((
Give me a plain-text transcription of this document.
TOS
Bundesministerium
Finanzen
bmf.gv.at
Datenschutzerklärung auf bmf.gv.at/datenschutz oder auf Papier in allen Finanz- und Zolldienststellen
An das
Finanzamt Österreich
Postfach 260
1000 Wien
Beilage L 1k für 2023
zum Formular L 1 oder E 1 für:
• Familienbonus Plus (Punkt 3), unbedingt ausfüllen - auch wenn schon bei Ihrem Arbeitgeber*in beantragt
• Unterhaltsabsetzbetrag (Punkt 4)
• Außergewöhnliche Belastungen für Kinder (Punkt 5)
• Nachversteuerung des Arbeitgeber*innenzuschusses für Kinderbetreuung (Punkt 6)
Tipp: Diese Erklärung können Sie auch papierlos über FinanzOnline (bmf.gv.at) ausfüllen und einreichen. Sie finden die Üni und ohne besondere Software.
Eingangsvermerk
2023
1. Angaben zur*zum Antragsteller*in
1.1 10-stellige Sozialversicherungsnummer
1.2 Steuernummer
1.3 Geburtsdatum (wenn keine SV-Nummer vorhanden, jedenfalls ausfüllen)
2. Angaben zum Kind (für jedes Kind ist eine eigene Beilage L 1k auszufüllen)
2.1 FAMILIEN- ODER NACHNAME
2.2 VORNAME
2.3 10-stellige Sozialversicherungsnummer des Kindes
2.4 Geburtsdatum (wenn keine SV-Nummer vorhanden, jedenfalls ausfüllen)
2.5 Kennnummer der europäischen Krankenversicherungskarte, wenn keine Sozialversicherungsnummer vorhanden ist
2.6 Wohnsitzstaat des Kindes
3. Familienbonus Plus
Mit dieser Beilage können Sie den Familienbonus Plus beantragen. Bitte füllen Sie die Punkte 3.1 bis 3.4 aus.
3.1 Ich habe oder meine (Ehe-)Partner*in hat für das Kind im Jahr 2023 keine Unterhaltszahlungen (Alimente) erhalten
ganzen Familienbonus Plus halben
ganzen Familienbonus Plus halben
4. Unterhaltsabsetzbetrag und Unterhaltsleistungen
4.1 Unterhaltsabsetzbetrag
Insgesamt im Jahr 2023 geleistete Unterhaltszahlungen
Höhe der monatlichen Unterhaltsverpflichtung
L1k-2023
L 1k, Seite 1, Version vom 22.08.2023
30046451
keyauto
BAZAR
))
# Problem requirements
All of the entries above should be written out again exactly.

# The reply
Give me a plain-text transcription of this document.
TOS
Bundesministerium
Finanzen
bmf.gv.at
Datenschutzerklärung auf bmf.gv.at/datenschutz oder auf Papier in allen Finanz- und Zolldienststellen
An das
Finanzamt Österreich
Postfach 260
1000 Wien
Beilage L 1k für 2023
zum Formular L 1 oder E 1 für:
• Familienbonus Plus (Punkt 3), unbedingt ausfüllen - auch wenn schon bei Ihrem Arbeitgeber*in beantragt
• Unterhaltsabsetzbetrag (Punkt 4)
• Außergewöhnliche Belastungen für Kinder (Punkt 5)
• Nachversteuerung des Arbeitgeber*innenzuschusses für Kinderbetreuung (Punkt 6)
Tipp: Diese Erklärung können Sie auch papierlos über FinanzOnline (bmf.gv.at) ausfüllen und einreichen. Sie finden die Üni und ohne besondere Software.
Eingangsvermerk
2023
1. Angaben zur*zum Antragsteller*in
1.1 10-stellige Sozialversicherungsnummer
1.2 Steuernummer
1.3 Geburtsdatum (wenn keine SV-Nummer vorhanden, jedenfalls ausfüllen)
2. Angaben zum Kind (für jedes Kind ist eine eigene Beilage L 1k auszufüllen)
2.1 FAMILIEN- ODER NACHNAME
2.2 VORNAME
2.3 10-stellige Sozialversicherungsnummer des Kindes
2.4 Geburtsdatum (wenn keine SV-Nummer vorhanden, jedenfalls ausfüllen)
2.5 Kennnummer der europäischen Krankenversicherungskarte, wenn keine Sozialversicherungsnummer vorhanden ist
2.6 Wohnsitzstaat des Kindes
3. Familienbonus Plus
Mit dieser Beilage können Sie den Familienbonus Plus beantragen. Bitte füllen Sie die Punkte 3.1 bis 3.4 aus.
3.1 Ich habe oder meine (Ehe-)Partner*in hat für das Kind im Jahr 2023 keine Unterhaltszahlungen (Alimente) erhalten
ganzen Familienbonus Plus halben
ganzen Familienbonus Plus halben
4. Unterhaltsabsetzbetrag und Unterhaltsleistungen
4.1 Unterhaltsabsetzbetrag
Insgesamt im Jahr 2023 geleistete Unterhaltszahlungen
Höhe der monatlichen Unterhaltsverpflichtung
L1k-2023
L 1k, Seite 1, Version vom 22.08.2023
30046451
keyauto
BAZAR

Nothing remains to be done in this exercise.